Please work out how many lines in the material contain "是子房壁发育而成" and give only that figure.

::::::::::

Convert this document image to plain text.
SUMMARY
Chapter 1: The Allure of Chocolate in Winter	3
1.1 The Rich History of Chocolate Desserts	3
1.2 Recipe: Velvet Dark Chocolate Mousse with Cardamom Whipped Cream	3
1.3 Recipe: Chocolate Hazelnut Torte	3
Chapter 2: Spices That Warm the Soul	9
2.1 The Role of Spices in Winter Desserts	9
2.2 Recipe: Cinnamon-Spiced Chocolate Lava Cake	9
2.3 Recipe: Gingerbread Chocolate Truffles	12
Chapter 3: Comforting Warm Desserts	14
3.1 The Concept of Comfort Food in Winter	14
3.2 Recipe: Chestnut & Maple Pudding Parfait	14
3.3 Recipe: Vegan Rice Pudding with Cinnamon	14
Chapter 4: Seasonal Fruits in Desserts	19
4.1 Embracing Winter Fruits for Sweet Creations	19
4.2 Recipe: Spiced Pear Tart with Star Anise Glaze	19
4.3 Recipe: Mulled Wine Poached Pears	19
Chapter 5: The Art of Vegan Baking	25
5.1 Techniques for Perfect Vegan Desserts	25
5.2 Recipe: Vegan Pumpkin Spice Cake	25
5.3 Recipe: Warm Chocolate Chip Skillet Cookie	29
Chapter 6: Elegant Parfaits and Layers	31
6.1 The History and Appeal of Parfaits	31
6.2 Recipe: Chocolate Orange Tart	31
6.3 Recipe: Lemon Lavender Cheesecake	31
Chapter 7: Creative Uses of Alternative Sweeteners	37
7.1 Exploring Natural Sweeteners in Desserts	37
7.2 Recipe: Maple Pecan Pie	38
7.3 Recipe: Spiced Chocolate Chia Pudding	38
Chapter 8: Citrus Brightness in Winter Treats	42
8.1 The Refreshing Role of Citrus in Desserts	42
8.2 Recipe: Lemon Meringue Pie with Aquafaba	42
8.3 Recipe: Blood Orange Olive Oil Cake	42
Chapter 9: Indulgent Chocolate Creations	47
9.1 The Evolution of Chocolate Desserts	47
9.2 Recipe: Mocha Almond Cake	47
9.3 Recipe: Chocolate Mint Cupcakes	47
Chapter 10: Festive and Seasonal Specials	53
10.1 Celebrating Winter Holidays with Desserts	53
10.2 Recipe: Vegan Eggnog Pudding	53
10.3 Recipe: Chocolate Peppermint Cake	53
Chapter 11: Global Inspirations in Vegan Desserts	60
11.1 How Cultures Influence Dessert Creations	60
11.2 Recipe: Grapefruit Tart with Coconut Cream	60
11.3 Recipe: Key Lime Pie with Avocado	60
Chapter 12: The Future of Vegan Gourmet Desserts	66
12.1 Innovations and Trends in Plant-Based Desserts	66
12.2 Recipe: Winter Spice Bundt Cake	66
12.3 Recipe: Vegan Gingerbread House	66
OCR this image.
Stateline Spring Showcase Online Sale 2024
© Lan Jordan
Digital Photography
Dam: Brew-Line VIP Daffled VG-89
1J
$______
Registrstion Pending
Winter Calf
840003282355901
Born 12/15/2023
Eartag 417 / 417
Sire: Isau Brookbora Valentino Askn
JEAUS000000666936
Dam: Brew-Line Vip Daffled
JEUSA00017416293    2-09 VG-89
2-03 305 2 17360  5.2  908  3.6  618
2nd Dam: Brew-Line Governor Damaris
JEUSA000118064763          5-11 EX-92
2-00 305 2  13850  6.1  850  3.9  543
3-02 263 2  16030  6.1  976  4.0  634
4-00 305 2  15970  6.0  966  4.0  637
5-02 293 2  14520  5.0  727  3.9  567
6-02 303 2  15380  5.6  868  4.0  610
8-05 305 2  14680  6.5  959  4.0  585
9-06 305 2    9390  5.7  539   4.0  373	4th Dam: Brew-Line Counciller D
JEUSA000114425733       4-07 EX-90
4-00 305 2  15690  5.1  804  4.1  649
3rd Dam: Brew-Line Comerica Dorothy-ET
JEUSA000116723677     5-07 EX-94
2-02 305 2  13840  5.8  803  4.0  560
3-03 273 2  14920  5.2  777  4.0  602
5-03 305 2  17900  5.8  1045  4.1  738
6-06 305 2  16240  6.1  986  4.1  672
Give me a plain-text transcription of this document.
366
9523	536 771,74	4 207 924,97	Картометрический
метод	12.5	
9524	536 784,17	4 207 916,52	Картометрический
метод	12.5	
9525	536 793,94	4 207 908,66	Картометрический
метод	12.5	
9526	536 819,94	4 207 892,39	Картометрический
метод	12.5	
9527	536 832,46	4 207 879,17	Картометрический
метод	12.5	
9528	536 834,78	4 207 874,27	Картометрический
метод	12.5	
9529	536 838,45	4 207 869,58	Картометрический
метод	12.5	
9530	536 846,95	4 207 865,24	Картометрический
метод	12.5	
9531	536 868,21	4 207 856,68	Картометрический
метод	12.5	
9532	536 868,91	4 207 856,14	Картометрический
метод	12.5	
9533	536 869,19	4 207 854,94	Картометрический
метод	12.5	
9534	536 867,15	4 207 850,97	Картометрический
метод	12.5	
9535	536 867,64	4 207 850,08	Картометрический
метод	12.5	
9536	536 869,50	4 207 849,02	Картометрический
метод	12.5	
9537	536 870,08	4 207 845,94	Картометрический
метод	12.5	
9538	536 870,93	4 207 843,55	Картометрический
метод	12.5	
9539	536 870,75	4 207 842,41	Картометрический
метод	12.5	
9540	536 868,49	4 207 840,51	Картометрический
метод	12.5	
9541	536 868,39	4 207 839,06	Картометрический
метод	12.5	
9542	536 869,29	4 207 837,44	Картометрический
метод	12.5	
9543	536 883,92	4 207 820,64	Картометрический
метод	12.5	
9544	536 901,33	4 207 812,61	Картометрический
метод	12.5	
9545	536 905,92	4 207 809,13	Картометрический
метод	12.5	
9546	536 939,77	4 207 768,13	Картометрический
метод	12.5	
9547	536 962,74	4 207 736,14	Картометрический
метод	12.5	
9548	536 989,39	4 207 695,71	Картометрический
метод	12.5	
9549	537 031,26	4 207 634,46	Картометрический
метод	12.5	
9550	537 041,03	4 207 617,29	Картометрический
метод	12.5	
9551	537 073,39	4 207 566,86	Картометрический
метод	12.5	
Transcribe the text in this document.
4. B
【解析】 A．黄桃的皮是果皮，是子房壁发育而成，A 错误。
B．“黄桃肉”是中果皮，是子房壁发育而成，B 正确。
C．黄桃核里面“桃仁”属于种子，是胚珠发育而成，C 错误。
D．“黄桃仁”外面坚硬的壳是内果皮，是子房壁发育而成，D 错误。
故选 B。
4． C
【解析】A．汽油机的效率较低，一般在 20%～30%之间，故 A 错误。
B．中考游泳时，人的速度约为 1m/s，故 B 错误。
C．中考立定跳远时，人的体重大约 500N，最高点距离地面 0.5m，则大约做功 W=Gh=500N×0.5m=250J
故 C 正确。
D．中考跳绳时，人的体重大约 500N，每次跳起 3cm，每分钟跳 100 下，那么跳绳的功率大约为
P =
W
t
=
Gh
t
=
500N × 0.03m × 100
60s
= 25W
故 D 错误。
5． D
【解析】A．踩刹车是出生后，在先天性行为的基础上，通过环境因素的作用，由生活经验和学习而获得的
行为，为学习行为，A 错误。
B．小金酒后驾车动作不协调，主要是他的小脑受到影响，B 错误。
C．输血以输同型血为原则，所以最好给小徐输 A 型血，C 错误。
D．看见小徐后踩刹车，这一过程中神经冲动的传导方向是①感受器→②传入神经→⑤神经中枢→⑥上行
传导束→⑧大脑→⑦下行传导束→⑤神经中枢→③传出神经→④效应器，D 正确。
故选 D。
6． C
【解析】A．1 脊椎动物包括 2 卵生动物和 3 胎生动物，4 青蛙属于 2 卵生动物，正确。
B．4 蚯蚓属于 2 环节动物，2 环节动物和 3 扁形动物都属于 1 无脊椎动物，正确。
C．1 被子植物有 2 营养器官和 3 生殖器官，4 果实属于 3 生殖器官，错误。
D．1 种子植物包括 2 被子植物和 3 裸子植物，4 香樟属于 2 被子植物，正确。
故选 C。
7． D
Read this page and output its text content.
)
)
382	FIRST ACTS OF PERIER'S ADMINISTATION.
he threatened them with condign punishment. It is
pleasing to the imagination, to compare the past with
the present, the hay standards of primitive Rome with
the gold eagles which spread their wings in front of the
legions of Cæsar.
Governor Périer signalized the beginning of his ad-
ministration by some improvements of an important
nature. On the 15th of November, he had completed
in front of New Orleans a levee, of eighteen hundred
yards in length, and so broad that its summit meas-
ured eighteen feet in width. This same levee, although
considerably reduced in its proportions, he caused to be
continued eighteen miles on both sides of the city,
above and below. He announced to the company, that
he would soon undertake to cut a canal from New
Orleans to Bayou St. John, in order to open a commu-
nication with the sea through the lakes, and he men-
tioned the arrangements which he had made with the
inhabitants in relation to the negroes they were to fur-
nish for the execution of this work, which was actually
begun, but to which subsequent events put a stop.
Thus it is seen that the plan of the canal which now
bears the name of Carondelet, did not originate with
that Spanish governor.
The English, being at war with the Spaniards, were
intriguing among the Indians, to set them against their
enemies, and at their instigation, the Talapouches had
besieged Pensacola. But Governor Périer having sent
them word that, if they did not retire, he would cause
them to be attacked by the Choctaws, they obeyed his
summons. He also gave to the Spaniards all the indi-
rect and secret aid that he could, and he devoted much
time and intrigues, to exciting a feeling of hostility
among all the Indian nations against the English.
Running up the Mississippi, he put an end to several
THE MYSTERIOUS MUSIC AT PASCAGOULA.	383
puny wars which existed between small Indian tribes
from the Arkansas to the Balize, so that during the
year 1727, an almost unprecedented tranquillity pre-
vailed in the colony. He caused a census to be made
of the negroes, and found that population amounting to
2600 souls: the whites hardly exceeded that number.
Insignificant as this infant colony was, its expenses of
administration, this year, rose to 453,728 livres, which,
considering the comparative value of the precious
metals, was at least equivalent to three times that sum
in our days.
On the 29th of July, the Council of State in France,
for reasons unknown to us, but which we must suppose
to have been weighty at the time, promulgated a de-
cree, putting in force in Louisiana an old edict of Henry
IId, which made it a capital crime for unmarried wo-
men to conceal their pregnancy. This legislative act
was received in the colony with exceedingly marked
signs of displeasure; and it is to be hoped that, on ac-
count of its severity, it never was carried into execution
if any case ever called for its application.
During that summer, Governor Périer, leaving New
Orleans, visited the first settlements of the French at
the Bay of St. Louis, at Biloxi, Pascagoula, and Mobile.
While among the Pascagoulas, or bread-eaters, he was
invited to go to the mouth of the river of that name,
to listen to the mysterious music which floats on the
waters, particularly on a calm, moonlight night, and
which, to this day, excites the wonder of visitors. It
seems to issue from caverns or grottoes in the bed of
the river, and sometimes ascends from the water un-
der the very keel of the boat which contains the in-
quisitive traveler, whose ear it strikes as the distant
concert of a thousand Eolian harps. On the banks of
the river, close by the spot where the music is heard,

::::::::::

**CORRECT OUTPUT**
3